» Data rows:
# # # #
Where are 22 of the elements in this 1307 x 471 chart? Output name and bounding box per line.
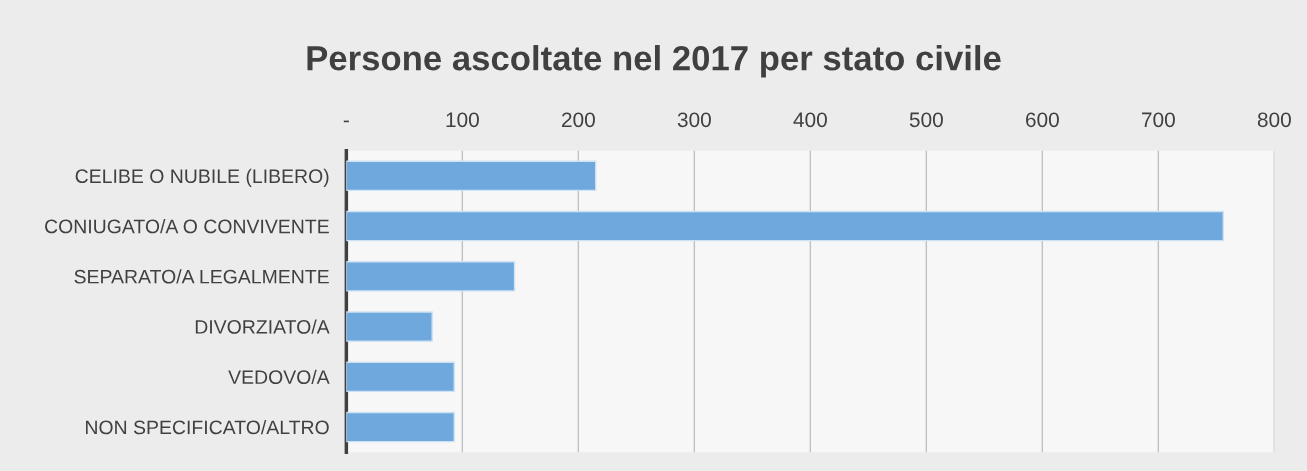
y-tick-label: DIVORZIATO/A: [195, 319, 330, 334]
x-tick-label: 800: [1257, 112, 1291, 128]
bar: [346, 160, 597, 192]
bar: [346, 210, 1224, 242]
x-tick-label: 300: [677, 112, 711, 128]
y-tick-label: CELIBE O NUBILE (LIBERO): [75, 168, 329, 187]
bar: [346, 411, 455, 443]
x-tick-label: -: [343, 120, 349, 123]
x-tick-label: 100: [446, 112, 479, 128]
x-tick-label: 700: [1142, 112, 1175, 128]
x-tick-label: 600: [1026, 112, 1059, 128]
x-tick-label: 400: [793, 112, 827, 128]
x-tick-label: 500: [909, 112, 943, 128]
y-tick-label: NON SPECIFICATO/ALTRO: [86, 419, 329, 435]
bar: [346, 311, 433, 342]
y-tick-label: SEPARATO/A LEGALMENTE: [74, 269, 329, 284]
y-tick-label: VEDOVO/A: [228, 369, 330, 385]
x-tick-label: 200: [562, 112, 595, 128]
bar: [346, 261, 516, 292]
y-tick-label: CONIUGATO/A O CONVIVENTE: [45, 219, 329, 234]
bar: [346, 361, 455, 393]
chart-title: Persone ascoltate nel 2017 per stato civile: [307, 45, 1001, 78]
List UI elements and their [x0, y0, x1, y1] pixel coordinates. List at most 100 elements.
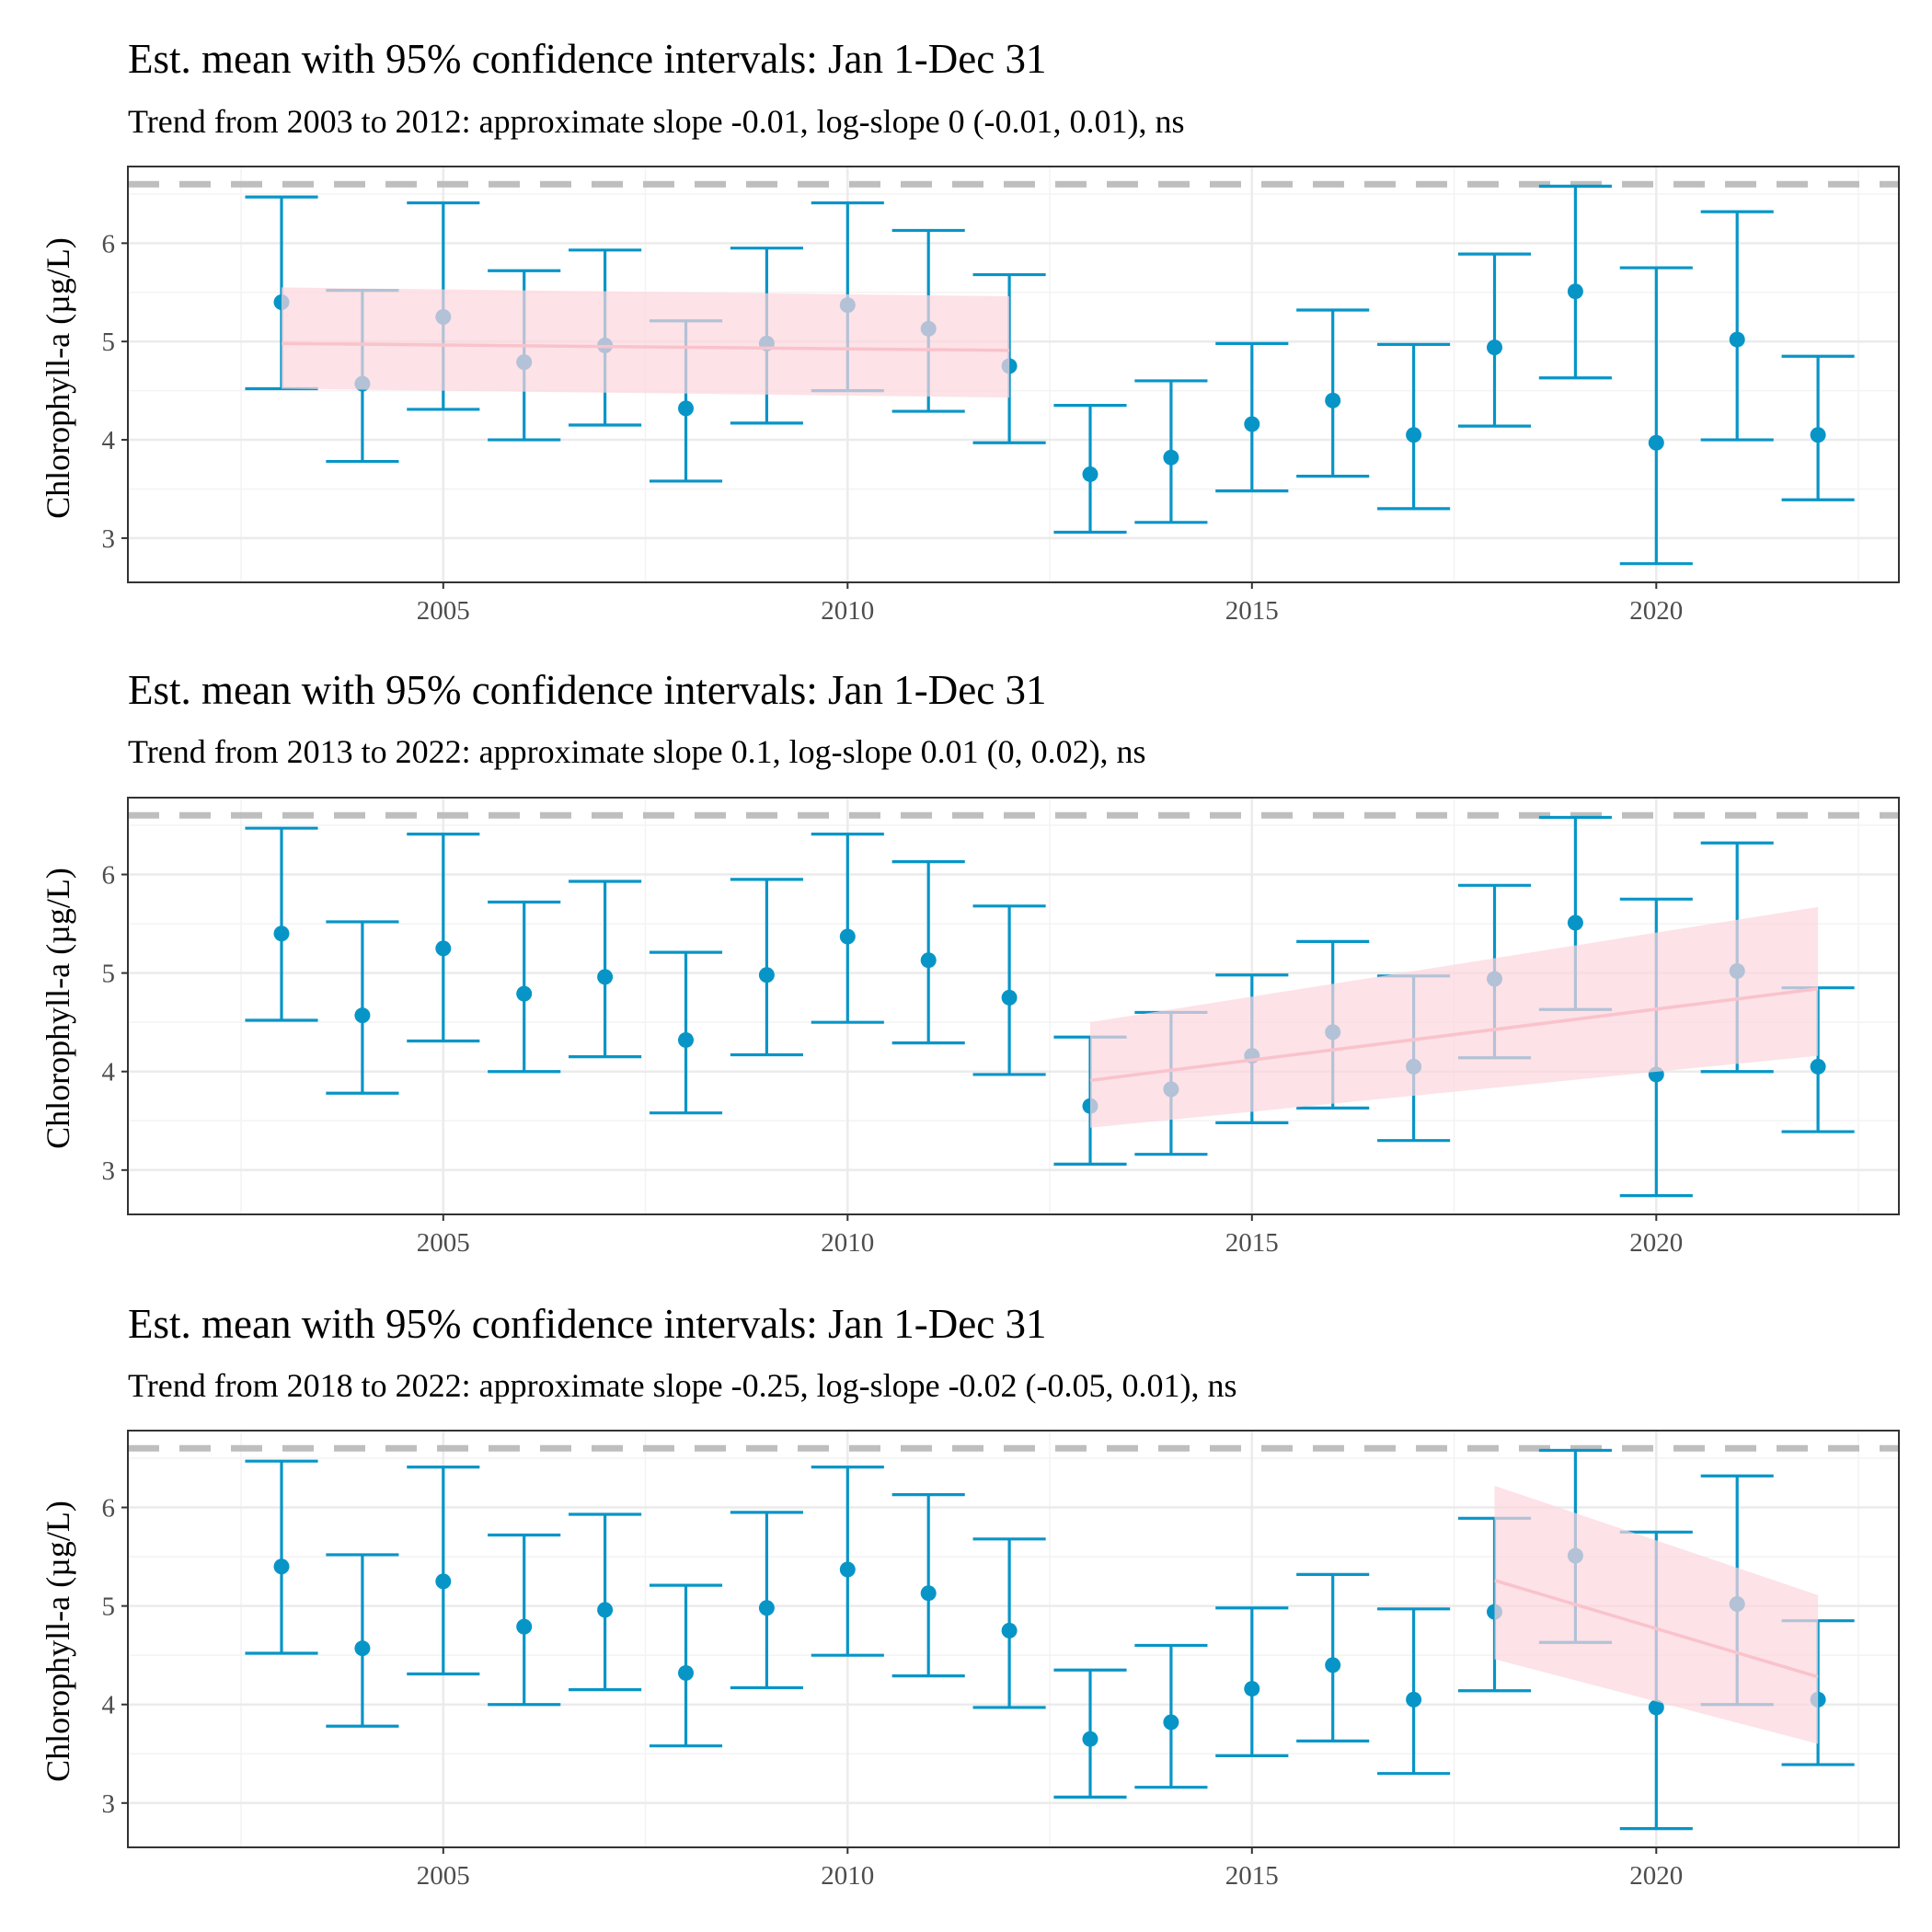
error-bar — [488, 1533, 561, 1707]
data-point — [435, 1573, 452, 1590]
data-point — [1163, 1714, 1179, 1731]
chart-panel-1: Est. mean with 95% confidence intervals:… — [40, 36, 1900, 626]
y-tick-label: 6 — [102, 861, 116, 891]
data-point — [1567, 283, 1583, 300]
y-tick-label: 6 — [102, 229, 116, 259]
error-bar — [1781, 354, 1855, 501]
data-point — [273, 1558, 290, 1575]
error-bar — [811, 1466, 884, 1657]
panel-border — [127, 166, 1900, 583]
data-point — [273, 926, 290, 942]
data-point — [678, 400, 695, 417]
panel-border — [127, 797, 1900, 1215]
data-point — [920, 952, 937, 969]
chart-title: Est. mean with 95% confidence intervals:… — [128, 1301, 1046, 1347]
y-axis-label: Chlorophyll-a (µg/L) — [40, 868, 76, 1149]
error-bar — [972, 904, 1046, 1076]
data-point — [516, 1618, 533, 1635]
data-point — [1325, 392, 1341, 408]
error-bar — [245, 826, 318, 1022]
chart-subtitle: Trend from 2018 to 2022: approximate slo… — [128, 1367, 1237, 1404]
error-bar — [1296, 308, 1370, 478]
data-point — [354, 1640, 371, 1657]
data-point — [678, 1664, 695, 1681]
chart-panel-3: Est. mean with 95% confidence intervals:… — [40, 1301, 1900, 1891]
panel-border — [127, 1430, 1900, 1848]
x-tick-label: 2015 — [1225, 1861, 1279, 1891]
y-tick-label: 3 — [102, 1789, 116, 1819]
data-point — [1487, 339, 1503, 356]
error-bar — [1457, 252, 1532, 428]
y-tick-label: 4 — [102, 1058, 116, 1087]
data-point — [1001, 989, 1018, 1006]
error-bar — [1700, 210, 1774, 442]
error-bar — [407, 833, 480, 1043]
trend-line — [281, 341, 1010, 352]
data-point — [758, 967, 775, 983]
error-bar — [649, 950, 723, 1115]
data-point — [1244, 416, 1260, 432]
x-tick-label: 2010 — [821, 1861, 874, 1891]
data-point — [597, 1602, 614, 1618]
error-bar — [1053, 1668, 1127, 1799]
error-bar — [649, 1583, 723, 1748]
y-tick-label: 3 — [102, 1156, 116, 1186]
plot-area: 3 4 5 6 2005 2010 2015 2020 — [102, 1430, 1900, 1891]
x-tick-label: 2010 — [821, 1228, 874, 1258]
chart-subtitle: Trend from 2003 to 2012: approximate slo… — [128, 103, 1185, 140]
data-point — [1163, 449, 1179, 466]
data-point — [1567, 914, 1583, 931]
data-point — [839, 928, 856, 945]
y-tick-label: 4 — [102, 1691, 116, 1720]
y-tick-label: 5 — [102, 960, 116, 989]
data-point — [1406, 1691, 1422, 1708]
error-bar — [891, 1493, 965, 1678]
data-point — [839, 1561, 856, 1578]
trend-line — [1494, 1579, 1819, 1679]
error-bar — [1538, 184, 1612, 380]
trend-confidence-band — [1090, 906, 1819, 1128]
y-tick-label: 5 — [102, 1593, 116, 1622]
x-tick-label: 2010 — [821, 596, 874, 626]
error-bar — [1296, 1572, 1370, 1742]
error-bar — [1215, 341, 1289, 493]
error-bar — [730, 1511, 803, 1690]
chart-title: Est. mean with 95% confidence intervals:… — [128, 36, 1046, 82]
y-tick-label: 4 — [102, 426, 116, 455]
error-bar — [1134, 379, 1208, 524]
data-point — [1648, 1699, 1664, 1716]
chart-title: Est. mean with 95% confidence intervals:… — [128, 667, 1046, 713]
y-tick-label: 3 — [102, 524, 116, 554]
x-tick-label: 2020 — [1629, 1861, 1683, 1891]
error-bar — [326, 920, 399, 1095]
error-bar — [891, 860, 965, 1045]
error-bar — [488, 900, 561, 1074]
data-point — [1244, 1681, 1260, 1697]
y-tick-label: 6 — [102, 1494, 116, 1524]
error-bar — [811, 833, 884, 1024]
trend-confidence-band — [282, 287, 1010, 398]
data-point — [1325, 1657, 1341, 1673]
data-point — [516, 985, 533, 1002]
error-bar — [1377, 1607, 1451, 1776]
data-point — [758, 1600, 775, 1616]
data-point — [1810, 427, 1826, 443]
error-bar — [569, 1512, 642, 1692]
error-bar — [1619, 266, 1693, 566]
x-tick-label: 2005 — [417, 1861, 470, 1891]
data-point — [1729, 331, 1745, 348]
data-point — [678, 1031, 695, 1048]
x-tick-label: 2020 — [1629, 596, 1683, 626]
trend-line — [1089, 987, 1819, 1083]
chart-subtitle: Trend from 2013 to 2022: approximate slo… — [128, 733, 1146, 770]
error-bar — [730, 878, 803, 1057]
error-bar — [1053, 404, 1127, 535]
data-point — [1810, 1058, 1826, 1075]
error-bar — [972, 1537, 1046, 1709]
error-bar — [569, 880, 642, 1059]
plot-area: 3 4 5 6 2005 2010 2015 2020 — [102, 166, 1900, 626]
x-tick-label: 2015 — [1225, 596, 1279, 626]
data-point — [597, 969, 614, 985]
data-point — [920, 1585, 937, 1602]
# # # #
» Set exercise:
Could you output the lines of the listing exactly as they appear, starting at the line containing "y-tick-label: DIVORZIATO/A: [195, 319, 330, 334]" and ending at the line containing "bar: [346, 311, 433, 342]", with both of those lines included?

» Exercise response:
y-tick-label: DIVORZIATO/A: [195, 319, 330, 334]
x-tick-label: 800: [1257, 112, 1291, 128]
bar: [346, 160, 597, 192]
bar: [346, 210, 1224, 242]
x-tick-label: 300: [677, 112, 711, 128]
y-tick-label: CELIBE O NUBILE (LIBERO): [75, 168, 329, 187]
bar: [346, 411, 455, 443]
x-tick-label: -: [343, 120, 349, 123]
x-tick-label: 100: [446, 112, 479, 128]
x-tick-label: 700: [1142, 112, 1175, 128]
x-tick-label: 600: [1026, 112, 1059, 128]
x-tick-label: 400: [793, 112, 827, 128]
x-tick-label: 500: [909, 112, 943, 128]
y-tick-label: NON SPECIFICATO/ALTRO: [86, 419, 329, 435]
bar: [346, 311, 433, 342]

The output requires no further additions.